*DIRECTION*. Transcribe each record below word for word.

[Entries taken from a collection]
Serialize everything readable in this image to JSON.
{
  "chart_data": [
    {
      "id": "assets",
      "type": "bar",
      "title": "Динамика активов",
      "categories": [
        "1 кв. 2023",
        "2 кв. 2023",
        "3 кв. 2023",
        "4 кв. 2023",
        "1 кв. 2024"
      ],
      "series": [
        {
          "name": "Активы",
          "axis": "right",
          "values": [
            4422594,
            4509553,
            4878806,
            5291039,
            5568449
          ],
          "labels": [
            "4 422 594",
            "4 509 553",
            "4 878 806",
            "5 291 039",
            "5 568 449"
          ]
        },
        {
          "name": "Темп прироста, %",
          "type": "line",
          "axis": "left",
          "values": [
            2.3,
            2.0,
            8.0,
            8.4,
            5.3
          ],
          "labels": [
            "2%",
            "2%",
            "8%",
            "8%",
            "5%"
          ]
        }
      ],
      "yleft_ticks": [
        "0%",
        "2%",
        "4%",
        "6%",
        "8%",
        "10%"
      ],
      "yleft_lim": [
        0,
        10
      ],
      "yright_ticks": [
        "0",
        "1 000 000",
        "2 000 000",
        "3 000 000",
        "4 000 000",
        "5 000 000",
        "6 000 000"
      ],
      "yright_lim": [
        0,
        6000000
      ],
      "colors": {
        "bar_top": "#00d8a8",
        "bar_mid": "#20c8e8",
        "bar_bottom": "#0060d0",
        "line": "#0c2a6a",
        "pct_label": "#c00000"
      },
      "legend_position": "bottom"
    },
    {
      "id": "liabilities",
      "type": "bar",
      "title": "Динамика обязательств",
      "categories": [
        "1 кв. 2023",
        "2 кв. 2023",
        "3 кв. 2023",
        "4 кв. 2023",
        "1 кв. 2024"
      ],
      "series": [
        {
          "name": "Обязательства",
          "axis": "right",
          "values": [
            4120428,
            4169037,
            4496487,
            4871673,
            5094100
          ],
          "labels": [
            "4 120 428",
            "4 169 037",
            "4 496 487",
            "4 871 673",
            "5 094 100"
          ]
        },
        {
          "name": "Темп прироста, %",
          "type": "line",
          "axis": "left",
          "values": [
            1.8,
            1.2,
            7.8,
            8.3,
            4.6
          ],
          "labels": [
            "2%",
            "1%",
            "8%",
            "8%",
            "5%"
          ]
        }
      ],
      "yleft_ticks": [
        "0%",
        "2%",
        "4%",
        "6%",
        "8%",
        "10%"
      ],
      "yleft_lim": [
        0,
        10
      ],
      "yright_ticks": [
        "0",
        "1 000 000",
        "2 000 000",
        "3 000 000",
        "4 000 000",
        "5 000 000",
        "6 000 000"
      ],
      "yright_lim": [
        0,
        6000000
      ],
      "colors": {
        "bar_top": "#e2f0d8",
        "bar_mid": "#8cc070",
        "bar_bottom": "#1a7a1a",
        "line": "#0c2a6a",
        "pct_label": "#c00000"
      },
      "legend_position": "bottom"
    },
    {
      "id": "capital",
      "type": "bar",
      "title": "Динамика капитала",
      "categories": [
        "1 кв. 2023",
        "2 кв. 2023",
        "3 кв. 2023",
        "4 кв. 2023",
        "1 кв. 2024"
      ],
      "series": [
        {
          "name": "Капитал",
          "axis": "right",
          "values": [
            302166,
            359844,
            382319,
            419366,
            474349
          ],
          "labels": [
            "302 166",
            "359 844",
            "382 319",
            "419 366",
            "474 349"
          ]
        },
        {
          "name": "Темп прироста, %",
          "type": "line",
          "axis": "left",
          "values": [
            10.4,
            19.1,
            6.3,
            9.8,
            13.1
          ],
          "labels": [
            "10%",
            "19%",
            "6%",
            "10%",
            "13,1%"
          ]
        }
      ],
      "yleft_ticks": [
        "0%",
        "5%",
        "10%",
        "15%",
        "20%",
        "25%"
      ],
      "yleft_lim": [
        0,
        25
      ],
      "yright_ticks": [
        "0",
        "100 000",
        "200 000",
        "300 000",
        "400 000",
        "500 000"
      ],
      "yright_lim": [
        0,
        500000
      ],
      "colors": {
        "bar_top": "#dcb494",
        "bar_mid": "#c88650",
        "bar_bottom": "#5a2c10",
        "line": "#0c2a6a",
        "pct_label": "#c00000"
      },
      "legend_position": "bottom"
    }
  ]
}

*COMPLETE OUTPUT*.
Serialize everything readable in this image to JSON.
{
  "chart_data": [
    {
      "id": "assets",
      "type": "bar",
      "title": "Динамика активов",
      "categories": [
        "1 кв. 2023",
        "2 кв. 2023",
        "3 кв. 2023",
        "4 кв. 2023",
        "1 кв. 2024"
      ],
      "series": [
        {
          "name": "Активы",
          "axis": "right",
          "values": [
            4422594,
            4509553,
            4878806,
            5291039,
            5568449
          ],
          "labels": [
            "4 422 594",
            "4 509 553",
            "4 878 806",
            "5 291 039",
            "5 568 449"
          ]
        },
        {
          "name": "Темп прироста, %",
          "type": "line",
          "axis": "left",
          "values": [
            2.3,
            2.0,
            8.0,
            8.4,
            5.3
          ],
          "labels": [
            "2%",
            "2%",
            "8%",
            "8%",
            "5%"
          ]
        }
      ],
      "yleft_ticks": [
        "0%",
        "2%",
        "4%",
        "6%",
        "8%",
        "10%"
      ],
      "yleft_lim": [
        0,
        10
      ],
      "yright_ticks": [
        "0",
        "1 000 000",
        "2 000 000",
        "3 000 000",
        "4 000 000",
        "5 000 000",
        "6 000 000"
      ],
      "yright_lim": [
        0,
        6000000
      ],
      "colors": {
        "bar_top": "#00d8a8",
        "bar_mid": "#20c8e8",
        "bar_bottom": "#0060d0",
        "line": "#0c2a6a",
        "pct_label": "#c00000"
      },
      "legend_position": "bottom"
    },
    {
      "id": "liabilities",
      "type": "bar",
      "title": "Динамика обязательств",
      "categories": [
        "1 кв. 2023",
        "2 кв. 2023",
        "3 кв. 2023",
        "4 кв. 2023",
        "1 кв. 2024"
      ],
      "series": [
        {
          "name": "Обязательства",
          "axis": "right",
          "values": [
            4120428,
            4169037,
            4496487,
            4871673,
            5094100
          ],
          "labels": [
            "4 120 428",
            "4 169 037",
            "4 496 487",
            "4 871 673",
            "5 094 100"
          ]
        },
        {
          "name": "Темп прироста, %",
          "type": "line",
          "axis": "left",
          "values": [
            1.8,
            1.2,
            7.8,
            8.3,
            4.6
          ],
          "labels": [
            "2%",
            "1%",
            "8%",
            "8%",
            "5%"
          ]
        }
      ],
      "yleft_ticks": [
        "0%",
        "2%",
        "4%",
        "6%",
        "8%",
        "10%"
      ],
      "yleft_lim": [
        0,
        10
      ],
      "yright_ticks": [
        "0",
        "1 000 000",
        "2 000 000",
        "3 000 000",
        "4 000 000",
        "5 000 000",
        "6 000 000"
      ],
      "yright_lim": [
        0,
        6000000
      ],
      "colors": {
        "bar_top": "#e2f0d8",
        "bar_mid": "#8cc070",
        "bar_bottom": "#1a7a1a",
        "line": "#0c2a6a",
        "pct_label": "#c00000"
      },
      "legend_position": "bottom"
    },
    {
      "id": "capital",
      "type": "bar",
      "title": "Динамика капитала",
      "categories": [
        "1 кв. 2023",
        "2 кв. 2023",
        "3 кв. 2023",
        "4 кв. 2023",
        "1 кв. 2024"
      ],
      "series": [
        {
          "name": "Капитал",
          "axis": "right",
          "values": [
            302166,
            359844,
            382319,
            419366,
            474349
          ],
          "labels": [
            "302 166",
            "359 844",
            "382 319",
            "419 366",
            "474 349"
          ]
        },
        {
          "name": "Темп прироста, %",
          "type": "line",
          "axis": "left",
          "values": [
            10.4,
            19.1,
            6.3,
            9.8,
            13.1
          ],
          "labels": [
            "10%",
            "19%",
            "6%",
            "10%",
            "13,1%"
          ]
        }
      ],
      "yleft_ticks": [
        "0%",
        "5%",
        "10%",
        "15%",
        "20%",
        "25%"
      ],
      "yleft_lim": [
        0,
        25
      ],
      "yright_ticks": [
        "0",
        "100 000",
        "200 000",
        "300 000",
        "400 000",
        "500 000"
      ],
      "yright_lim": [
        0,
        500000
      ],
      "colors": {
        "bar_top": "#dcb494",
        "bar_mid": "#c88650",
        "bar_bottom": "#5a2c10",
        "line": "#0c2a6a",
        "pct_label": "#c00000"
      },
      "legend_position": "bottom"
    }
  ]
}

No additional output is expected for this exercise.